#### Passage shown ####

Re: [PATCH 10/10] fast-export: add --always-show-modify-after-rename

Elijah Newren <newren@xxxxxxxxx> · Sun, 11 Nov 2018 00:42:58 -0800

On Sat, Nov 10, 2018 at 11:23 PM Jeff King <peff@xxxxxxxx> wrote:
>
> On Sat, Nov 10, 2018 at 10:23:12PM -0800, Elijah Newren wrote:
>
> > fast-export output is traditionally used as an input to a fast-import
> > program, but it is also useful to help gather statistics about the
> > history of a repository (particularly when --no-data is also passed).
> > For example, two of the types of information we may want to collect
> > could include:
> >   1) general information about renames that have occurred
> >   2) what the biggest objects in a repository are and what names
> >      they appear under.
> >
> > The first bit of information can be gathered by just passing -M to
> > fast-export.  The second piece of information can partially be gotten
> > from running
> >     git cat-file --batch-check --batch-all-objects
> > However, that only shows what the biggest objects in the repository are
> > and their sizes, not what names those objects appear as or what commits
> > they were introduced in.  We can get that information from fast-export,
> > but when we only see
> >     R oldname newname
> > instead of
> >     R oldname newname
> >     M 100644 $SHA1 newname
> > then it makes the job more difficult.  Add an option which allows us to
> > force the latter output even when commits have exact renames of files.
>
> fast-export seems like a funny tool to look up paths. What about "git
> log --find-object=$SHA1" ?

Eek, and give me O(N*M) behavior, where N is the number of commits in
the repository and M is the number of renames that occur in its
history?  Also, that's the inverse of the lookup I need anyway (I have
the commit and filename, but am missing the SHA).

####

Task requirements:
A – In the fast-export thread, which command does Jeff King suggest as an alternative way to look up paths?
B – Write the next part of the fast-export thread, picking up after its last line.

#### Information given ####

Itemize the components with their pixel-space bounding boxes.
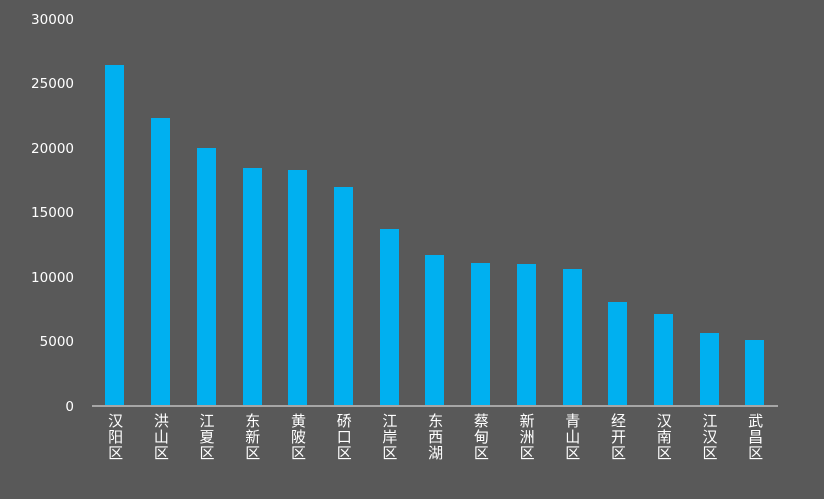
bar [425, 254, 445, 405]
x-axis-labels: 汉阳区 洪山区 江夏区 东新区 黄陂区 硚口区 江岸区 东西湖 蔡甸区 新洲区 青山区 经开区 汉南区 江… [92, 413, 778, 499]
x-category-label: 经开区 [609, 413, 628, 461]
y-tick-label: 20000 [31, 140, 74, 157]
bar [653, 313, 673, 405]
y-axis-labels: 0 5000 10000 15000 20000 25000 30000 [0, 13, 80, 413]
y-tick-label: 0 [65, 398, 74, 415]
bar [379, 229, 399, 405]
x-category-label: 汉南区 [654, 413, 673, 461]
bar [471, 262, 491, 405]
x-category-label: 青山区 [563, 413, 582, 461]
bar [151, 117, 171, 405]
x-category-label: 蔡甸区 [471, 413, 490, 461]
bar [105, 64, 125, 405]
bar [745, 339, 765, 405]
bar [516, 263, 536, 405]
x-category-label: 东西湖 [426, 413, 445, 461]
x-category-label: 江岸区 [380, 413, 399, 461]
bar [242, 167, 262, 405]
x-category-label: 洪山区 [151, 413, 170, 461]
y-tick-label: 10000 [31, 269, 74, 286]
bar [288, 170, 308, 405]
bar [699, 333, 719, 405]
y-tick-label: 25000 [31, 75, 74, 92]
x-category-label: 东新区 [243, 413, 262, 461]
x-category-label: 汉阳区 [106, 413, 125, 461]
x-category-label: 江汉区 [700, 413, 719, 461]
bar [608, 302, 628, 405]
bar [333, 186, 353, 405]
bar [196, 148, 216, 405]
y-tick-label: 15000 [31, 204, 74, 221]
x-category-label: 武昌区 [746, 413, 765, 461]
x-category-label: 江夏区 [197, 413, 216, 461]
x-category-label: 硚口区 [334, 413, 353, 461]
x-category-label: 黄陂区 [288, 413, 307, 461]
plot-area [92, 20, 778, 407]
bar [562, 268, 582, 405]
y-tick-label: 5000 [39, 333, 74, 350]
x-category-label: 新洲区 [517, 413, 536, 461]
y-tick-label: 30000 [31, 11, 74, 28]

####

Answers to the problems:
A – git log --find-object=$SHA1

B –
One of the problems with filter-branch that people often run into is
they know what they want at a high-level (e.g. extract the history of
this directory for a new repository, or rewrite the history of this
repo to appear at a subdirectory so it can be merged into a bigger
repo and people passing filenames to log will still get the history of
those files, or I want to remove some of the big stuff in my history),
but often times that's not quite enough.  They need help finding big
objects, or may be unaware that the subset of files they want used to
be known by alternative names.

I want a simple --analyze mode that can report on all files that have
been renamed (so users don't just say "all I care about is these N
files, give me a rewritten history just including those" -- we can
point out to them whether those N files used to be known by other
names), as well as reporting on all big files and if they've been
deleted, and aggregations of the "big files" information across
directories and file extensions.